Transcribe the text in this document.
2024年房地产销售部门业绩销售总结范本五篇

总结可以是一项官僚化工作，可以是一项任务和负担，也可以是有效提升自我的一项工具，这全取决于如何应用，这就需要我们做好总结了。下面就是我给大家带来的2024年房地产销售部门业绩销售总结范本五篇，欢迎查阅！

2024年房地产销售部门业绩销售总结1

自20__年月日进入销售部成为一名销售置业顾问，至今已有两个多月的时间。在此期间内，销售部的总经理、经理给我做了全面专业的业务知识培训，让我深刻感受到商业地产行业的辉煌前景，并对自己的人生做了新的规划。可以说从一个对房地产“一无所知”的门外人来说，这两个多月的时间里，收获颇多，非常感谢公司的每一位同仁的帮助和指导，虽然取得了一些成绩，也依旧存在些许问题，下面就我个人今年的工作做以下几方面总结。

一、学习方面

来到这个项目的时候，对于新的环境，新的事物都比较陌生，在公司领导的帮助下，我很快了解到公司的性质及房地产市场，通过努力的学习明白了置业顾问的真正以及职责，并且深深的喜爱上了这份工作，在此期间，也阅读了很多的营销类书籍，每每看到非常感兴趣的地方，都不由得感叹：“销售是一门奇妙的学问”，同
━━━━━━━━━━━━━━━━━━━━
= Exercise instructions =
Extract the full listing above without altering anything.

= Result for this exercise =
Transcribe the text in this document.
2024年房地产销售部门业绩销售总结范本五篇

总结可以是一项官僚化工作，可以是一项任务和负担，也可以是有效提升自我的一项工具，这全取决于如何应用，这就需要我们做好总结了。下面就是我给大家带来的2024年房地产销售部门业绩销售总结范本五篇，欢迎查阅！

2024年房地产销售部门业绩销售总结1

自20__年月日进入销售部成为一名销售置业顾问，至今已有两个多月的时间。在此期间内，销售部的总经理、经理给我做了全面专业的业务知识培训，让我深刻感受到商业地产行业的辉煌前景，并对自己的人生做了新的规划。可以说从一个对房地产“一无所知”的门外人来说，这两个多月的时间里，收获颇多，非常感谢公司的每一位同仁的帮助和指导，虽然取得了一些成绩，也依旧存在些许问题，下面就我个人今年的工作做以下几方面总结。

一、学习方面

来到这个项目的时候，对于新的环境，新的事物都比较陌生，在公司领导的帮助下，我很快了解到公司的性质及房地产市场，通过努力的学习明白了置业顾问的真正以及职责，并且深深的喜爱上了这份工作，在此期间，也阅读了很多的营销类书籍，每每看到非常感兴趣的地方，都不由得感叹：“销售是一门奇妙的学问”，同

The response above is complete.